**WRITTEN TASK:** Print the listing as it stands, omitting all images.

**MATERIAL SHOWN:**
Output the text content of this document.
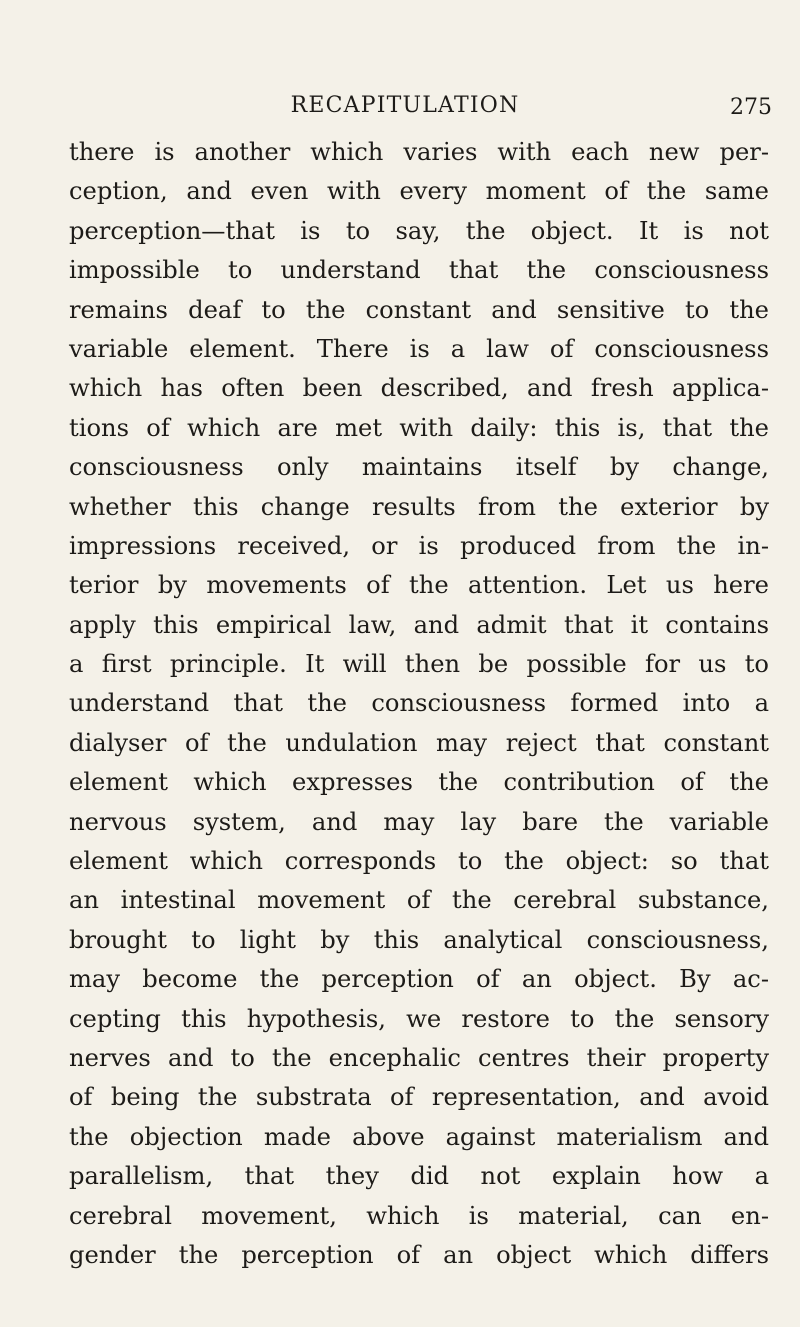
RECAPITULATION	275
there is another which varies with each new per-
ception, and even with every moment of the same
perception—that is to say, the object. It is not
impossible to understand that the consciousness
remains deaf to the constant and sensitive to the
variable element. There is a law of consciousness
which has often been described, and fresh applica-
tions of which are met with daily: this is, that the
consciousness only maintains itself by change,
whether this change results from the exterior by
impressions received, or is produced from the in-
terior by movements of the attention. Let us here
apply this empirical law, and admit that it contains
a first principle. It will then be possible for us to
understand that the consciousness formed into a
dialyser of the undulation may reject that constant
element which expresses the contribution of the
nervous system, and may lay bare the variable
element which corresponds to the object: so that
an intestinal movement of the cerebral substance,
brought to light by this analytical consciousness,
may become the perception of an object. By ac-
cepting this hypothesis, we restore to the sensory
nerves and to the encephalic centres their property
of being the substrata of representation, and avoid
the objection made above against materialism and
parallelism, that they did not explain how a
cerebral movement, which is material, can en-
gender the perception of an object which differs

**TASK SOLUTION:**
Output the text content of this document.
RECAPITULATION	275
there is another which varies with each new per-
ception, and even with every moment of the same
perception—that is to say, the object. It is not
impossible to understand that the consciousness
remains deaf to the constant and sensitive to the
variable element. There is a law of consciousness
which has often been described, and fresh applica-
tions of which are met with daily: this is, that the
consciousness only maintains itself by change,
whether this change results from the exterior by
impressions received, or is produced from the in-
terior by movements of the attention. Let us here
apply this empirical law, and admit that it contains
a first principle. It will then be possible for us to
understand that the consciousness formed into a
dialyser of the undulation may reject that constant
element which expresses the contribution of the
nervous system, and may lay bare the variable
element which corresponds to the object: so that
an intestinal movement of the cerebral substance,
brought to light by this analytical consciousness,
may become the perception of an object. By ac-
cepting this hypothesis, we restore to the sensory
nerves and to the encephalic centres their property
of being the substrata of representation, and avoid
the objection made above against materialism and
parallelism, that they did not explain how a
cerebral movement, which is material, can en-
gender the perception of an object which differs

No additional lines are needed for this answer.